*Data in this exercise:*
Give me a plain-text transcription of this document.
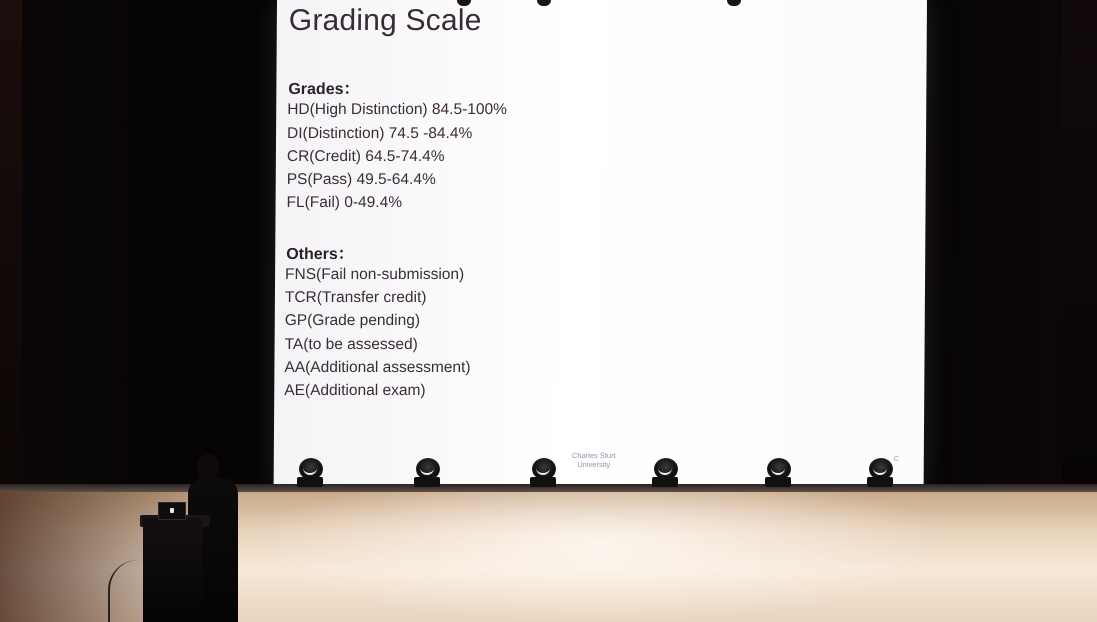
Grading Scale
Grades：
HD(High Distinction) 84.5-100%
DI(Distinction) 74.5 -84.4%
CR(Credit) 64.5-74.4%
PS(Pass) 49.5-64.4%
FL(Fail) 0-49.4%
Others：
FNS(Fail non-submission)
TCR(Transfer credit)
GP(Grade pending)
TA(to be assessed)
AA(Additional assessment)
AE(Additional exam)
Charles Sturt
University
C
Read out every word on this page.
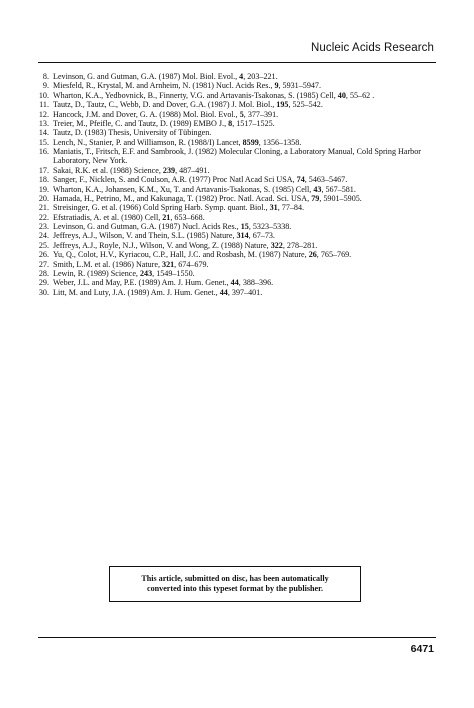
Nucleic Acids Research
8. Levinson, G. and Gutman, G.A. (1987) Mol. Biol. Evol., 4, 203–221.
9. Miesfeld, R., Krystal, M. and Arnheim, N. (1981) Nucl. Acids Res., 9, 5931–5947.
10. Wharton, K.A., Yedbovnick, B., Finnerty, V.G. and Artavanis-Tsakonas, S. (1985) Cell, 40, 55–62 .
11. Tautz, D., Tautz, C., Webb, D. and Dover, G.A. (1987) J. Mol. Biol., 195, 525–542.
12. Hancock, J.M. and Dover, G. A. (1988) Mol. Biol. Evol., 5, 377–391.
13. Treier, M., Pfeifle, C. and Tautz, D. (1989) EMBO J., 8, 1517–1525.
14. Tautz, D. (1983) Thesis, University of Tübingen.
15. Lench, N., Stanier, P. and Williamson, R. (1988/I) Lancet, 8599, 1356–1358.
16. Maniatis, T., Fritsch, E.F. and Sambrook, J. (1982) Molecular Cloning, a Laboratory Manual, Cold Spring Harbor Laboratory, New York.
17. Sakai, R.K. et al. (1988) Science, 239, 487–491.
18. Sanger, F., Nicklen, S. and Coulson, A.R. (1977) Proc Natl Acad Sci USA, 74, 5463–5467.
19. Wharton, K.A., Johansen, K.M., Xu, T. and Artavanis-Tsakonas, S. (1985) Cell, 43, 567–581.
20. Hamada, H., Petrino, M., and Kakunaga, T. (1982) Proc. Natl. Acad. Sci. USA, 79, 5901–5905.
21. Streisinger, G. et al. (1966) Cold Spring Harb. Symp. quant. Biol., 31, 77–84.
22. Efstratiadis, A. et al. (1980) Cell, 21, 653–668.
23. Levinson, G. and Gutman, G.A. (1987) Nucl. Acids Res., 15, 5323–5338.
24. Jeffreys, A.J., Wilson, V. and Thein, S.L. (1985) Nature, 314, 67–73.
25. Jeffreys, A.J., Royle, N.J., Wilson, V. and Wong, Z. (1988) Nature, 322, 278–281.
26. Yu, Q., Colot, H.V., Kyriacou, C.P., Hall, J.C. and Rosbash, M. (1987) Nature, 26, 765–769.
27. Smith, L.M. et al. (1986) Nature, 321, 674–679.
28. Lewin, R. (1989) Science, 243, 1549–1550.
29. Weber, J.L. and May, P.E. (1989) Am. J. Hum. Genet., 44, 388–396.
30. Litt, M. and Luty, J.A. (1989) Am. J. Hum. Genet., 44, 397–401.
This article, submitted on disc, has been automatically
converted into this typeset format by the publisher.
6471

*Request:*
Locate all lines in the listing above with the word "Wilson". Copy them.

*Result of this task:*
24. Jeffreys, A.J., Wilson, V. and Thein, S.L. (1985) Nature, 314, 67–73.
25. Jeffreys, A.J., Royle, N.J., Wilson, V. and Wong, Z. (1988) Nature, 322, 278–281.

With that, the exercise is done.